Task: Extract every line that contains the word "rectangle".

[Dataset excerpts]
------------------------------
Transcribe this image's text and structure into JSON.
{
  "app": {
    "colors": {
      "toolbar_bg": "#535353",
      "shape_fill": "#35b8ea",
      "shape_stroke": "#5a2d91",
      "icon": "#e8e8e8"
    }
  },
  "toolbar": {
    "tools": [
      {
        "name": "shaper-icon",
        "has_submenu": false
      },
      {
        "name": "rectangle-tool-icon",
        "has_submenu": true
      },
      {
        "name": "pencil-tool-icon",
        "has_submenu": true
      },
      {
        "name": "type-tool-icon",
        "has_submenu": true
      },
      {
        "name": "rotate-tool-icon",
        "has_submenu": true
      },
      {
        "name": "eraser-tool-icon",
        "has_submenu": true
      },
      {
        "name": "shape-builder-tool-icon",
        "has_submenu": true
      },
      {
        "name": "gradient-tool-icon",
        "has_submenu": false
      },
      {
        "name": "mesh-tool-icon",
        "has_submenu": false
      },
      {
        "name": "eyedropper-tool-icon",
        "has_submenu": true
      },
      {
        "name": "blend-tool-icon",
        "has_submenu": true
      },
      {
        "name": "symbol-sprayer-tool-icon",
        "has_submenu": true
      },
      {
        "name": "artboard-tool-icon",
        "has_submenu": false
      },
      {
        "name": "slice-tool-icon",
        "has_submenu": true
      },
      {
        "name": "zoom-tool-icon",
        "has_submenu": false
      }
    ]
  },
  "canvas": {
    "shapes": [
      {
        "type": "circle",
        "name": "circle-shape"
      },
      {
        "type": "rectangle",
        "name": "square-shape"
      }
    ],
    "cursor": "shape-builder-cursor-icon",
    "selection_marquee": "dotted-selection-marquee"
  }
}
------------------------------
Correct response:
        "name": "rectangle-tool-icon",
        "type": "rectangle",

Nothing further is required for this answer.